- _Consigne_: Indiquez combien de lignes des enregistrements contiennent la chaîne "chart", en donnant uniquement ce nombre.

- _Enregistrements_:
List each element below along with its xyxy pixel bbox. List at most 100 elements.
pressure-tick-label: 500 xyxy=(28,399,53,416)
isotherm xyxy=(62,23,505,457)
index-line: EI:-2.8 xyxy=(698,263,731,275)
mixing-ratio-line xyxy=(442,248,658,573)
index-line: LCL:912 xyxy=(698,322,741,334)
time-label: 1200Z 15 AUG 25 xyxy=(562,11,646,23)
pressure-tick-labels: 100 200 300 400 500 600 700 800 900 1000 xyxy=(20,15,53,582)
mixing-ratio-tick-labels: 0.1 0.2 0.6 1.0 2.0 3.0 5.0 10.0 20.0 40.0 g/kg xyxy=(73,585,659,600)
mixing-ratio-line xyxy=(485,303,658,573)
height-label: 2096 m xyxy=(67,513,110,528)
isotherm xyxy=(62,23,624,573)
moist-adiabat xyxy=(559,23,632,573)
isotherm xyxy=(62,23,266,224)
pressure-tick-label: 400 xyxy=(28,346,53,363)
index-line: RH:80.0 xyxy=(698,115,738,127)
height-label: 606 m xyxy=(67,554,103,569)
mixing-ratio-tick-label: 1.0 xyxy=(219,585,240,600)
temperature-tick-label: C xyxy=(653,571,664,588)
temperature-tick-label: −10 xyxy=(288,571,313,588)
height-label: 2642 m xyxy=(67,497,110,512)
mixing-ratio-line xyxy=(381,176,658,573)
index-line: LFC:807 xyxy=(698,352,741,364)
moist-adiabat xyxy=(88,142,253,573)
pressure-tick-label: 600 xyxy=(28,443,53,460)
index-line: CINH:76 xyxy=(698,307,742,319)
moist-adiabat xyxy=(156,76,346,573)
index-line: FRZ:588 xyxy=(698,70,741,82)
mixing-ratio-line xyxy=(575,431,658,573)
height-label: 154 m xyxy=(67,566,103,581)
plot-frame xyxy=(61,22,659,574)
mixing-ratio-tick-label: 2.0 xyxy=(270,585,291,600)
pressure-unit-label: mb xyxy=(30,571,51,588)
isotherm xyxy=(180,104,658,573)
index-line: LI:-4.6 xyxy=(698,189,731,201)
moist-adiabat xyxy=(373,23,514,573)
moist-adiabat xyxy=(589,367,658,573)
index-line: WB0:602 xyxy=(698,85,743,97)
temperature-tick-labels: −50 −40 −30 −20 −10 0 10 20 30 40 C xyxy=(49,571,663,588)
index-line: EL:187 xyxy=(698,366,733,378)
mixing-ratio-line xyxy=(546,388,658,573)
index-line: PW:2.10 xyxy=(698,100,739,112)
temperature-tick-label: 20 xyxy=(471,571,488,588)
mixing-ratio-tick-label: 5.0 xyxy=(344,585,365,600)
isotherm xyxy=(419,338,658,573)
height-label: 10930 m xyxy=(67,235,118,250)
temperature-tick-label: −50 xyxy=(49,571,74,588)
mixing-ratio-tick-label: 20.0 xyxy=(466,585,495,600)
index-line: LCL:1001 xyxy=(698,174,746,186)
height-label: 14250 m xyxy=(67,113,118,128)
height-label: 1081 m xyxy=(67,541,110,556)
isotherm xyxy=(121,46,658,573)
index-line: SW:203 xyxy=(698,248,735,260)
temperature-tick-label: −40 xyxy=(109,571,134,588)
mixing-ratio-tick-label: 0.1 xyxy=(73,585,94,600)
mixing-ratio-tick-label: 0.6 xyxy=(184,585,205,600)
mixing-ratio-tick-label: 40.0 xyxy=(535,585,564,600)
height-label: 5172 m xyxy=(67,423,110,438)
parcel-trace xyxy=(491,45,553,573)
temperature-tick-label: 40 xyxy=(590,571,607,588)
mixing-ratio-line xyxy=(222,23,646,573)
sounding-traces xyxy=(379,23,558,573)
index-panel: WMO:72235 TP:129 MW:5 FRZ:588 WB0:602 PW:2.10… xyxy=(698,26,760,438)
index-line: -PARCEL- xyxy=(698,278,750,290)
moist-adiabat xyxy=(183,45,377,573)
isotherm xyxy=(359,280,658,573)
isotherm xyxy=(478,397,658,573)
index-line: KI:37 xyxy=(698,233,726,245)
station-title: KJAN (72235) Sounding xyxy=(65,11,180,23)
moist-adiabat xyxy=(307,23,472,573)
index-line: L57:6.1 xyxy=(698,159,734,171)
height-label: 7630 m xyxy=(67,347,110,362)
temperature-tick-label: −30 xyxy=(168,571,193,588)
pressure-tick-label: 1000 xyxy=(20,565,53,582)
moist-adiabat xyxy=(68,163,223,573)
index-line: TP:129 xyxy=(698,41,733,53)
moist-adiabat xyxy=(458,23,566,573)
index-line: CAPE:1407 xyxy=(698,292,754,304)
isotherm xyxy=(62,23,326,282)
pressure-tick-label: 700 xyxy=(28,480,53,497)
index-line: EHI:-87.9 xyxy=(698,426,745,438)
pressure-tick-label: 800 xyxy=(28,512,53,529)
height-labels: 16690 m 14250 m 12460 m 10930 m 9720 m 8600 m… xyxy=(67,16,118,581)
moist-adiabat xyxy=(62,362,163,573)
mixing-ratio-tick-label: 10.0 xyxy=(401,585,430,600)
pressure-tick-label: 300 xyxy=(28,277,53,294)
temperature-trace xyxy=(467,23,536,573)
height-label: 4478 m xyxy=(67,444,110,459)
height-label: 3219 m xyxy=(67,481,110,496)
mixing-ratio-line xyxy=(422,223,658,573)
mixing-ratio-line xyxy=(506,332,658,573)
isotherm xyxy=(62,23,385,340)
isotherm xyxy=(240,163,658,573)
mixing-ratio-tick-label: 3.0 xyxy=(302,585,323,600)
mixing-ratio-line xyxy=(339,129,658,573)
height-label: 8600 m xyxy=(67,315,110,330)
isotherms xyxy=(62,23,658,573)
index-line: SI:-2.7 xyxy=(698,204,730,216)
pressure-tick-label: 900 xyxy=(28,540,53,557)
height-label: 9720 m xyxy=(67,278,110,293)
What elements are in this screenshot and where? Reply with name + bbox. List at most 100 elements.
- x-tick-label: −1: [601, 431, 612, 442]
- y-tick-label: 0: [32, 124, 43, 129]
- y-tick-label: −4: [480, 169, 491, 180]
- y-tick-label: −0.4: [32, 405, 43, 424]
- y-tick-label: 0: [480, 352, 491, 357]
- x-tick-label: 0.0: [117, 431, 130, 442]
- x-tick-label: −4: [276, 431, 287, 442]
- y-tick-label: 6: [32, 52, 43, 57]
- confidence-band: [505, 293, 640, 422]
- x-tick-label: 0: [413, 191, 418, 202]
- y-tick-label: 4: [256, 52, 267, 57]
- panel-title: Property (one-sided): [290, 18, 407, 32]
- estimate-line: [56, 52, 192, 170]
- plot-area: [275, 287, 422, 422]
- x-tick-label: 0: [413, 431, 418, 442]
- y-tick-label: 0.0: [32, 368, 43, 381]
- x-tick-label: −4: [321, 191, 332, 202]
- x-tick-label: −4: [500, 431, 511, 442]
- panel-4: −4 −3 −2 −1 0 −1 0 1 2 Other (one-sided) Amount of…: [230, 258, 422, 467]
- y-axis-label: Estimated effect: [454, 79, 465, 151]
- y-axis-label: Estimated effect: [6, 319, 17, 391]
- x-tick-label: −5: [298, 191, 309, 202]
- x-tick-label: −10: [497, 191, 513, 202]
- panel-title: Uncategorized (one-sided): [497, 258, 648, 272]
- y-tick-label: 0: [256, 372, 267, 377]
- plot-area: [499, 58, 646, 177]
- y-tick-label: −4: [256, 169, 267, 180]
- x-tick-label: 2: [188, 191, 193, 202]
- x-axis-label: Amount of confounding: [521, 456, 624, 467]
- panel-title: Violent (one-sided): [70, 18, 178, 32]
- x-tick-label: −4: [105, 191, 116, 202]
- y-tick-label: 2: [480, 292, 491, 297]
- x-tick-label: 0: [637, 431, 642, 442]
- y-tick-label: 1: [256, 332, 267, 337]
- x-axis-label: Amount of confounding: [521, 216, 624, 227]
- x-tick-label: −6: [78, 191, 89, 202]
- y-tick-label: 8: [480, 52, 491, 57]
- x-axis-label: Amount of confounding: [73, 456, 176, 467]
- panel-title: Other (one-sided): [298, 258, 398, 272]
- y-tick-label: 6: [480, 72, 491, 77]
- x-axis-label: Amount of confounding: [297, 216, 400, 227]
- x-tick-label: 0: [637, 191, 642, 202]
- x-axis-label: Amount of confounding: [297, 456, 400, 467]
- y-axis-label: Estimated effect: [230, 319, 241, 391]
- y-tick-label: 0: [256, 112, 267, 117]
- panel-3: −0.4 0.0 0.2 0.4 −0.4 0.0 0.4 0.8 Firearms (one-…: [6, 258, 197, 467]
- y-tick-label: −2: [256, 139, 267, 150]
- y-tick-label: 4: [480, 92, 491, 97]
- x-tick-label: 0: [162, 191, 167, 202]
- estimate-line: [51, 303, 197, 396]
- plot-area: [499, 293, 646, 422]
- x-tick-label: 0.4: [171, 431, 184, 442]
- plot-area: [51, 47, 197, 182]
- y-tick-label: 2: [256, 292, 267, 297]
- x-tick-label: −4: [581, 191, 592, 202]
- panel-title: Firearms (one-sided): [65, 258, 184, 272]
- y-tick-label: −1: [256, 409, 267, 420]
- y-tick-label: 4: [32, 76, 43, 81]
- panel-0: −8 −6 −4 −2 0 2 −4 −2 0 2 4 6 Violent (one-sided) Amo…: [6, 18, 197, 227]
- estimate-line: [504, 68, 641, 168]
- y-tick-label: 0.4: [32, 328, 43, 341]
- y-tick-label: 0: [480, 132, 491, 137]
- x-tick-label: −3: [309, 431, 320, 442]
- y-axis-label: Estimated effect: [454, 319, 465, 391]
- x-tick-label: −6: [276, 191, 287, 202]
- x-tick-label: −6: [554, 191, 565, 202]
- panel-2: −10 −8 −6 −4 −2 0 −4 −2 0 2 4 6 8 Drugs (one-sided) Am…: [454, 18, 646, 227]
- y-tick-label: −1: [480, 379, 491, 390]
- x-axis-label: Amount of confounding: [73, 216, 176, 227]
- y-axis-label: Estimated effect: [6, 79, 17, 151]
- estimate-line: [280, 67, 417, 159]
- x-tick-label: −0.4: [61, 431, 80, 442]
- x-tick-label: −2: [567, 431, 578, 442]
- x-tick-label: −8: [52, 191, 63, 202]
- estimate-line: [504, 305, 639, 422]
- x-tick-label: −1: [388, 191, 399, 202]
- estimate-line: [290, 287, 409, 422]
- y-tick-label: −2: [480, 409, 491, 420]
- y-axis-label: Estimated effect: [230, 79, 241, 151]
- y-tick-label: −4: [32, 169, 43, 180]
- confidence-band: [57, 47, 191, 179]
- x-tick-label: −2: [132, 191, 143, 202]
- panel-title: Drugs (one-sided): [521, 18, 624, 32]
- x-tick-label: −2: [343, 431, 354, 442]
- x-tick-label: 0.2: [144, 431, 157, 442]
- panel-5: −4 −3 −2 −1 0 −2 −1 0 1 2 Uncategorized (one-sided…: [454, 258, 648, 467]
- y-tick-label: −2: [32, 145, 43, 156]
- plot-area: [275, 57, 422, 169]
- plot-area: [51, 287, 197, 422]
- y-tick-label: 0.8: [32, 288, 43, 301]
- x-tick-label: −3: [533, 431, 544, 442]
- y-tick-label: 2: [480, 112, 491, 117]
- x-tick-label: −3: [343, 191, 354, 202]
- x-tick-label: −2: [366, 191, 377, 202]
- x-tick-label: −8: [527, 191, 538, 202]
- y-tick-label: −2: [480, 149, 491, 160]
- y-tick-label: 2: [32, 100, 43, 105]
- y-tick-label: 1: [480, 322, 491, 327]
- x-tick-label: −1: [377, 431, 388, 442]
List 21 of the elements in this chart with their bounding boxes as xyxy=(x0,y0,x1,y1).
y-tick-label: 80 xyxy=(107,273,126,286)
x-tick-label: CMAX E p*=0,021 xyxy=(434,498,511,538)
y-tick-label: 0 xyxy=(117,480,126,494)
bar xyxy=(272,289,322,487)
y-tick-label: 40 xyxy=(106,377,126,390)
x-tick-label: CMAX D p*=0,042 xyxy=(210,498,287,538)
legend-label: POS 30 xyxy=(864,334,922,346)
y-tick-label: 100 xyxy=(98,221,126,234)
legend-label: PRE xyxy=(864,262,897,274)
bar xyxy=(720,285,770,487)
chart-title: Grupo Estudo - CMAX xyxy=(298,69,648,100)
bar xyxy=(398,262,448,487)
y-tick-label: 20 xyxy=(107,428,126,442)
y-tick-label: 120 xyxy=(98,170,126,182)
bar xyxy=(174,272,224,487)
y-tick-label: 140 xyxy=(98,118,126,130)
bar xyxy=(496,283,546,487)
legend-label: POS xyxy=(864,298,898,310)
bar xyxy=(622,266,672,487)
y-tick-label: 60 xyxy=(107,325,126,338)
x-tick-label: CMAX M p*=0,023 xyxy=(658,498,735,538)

- _Tâche réalisée_: 2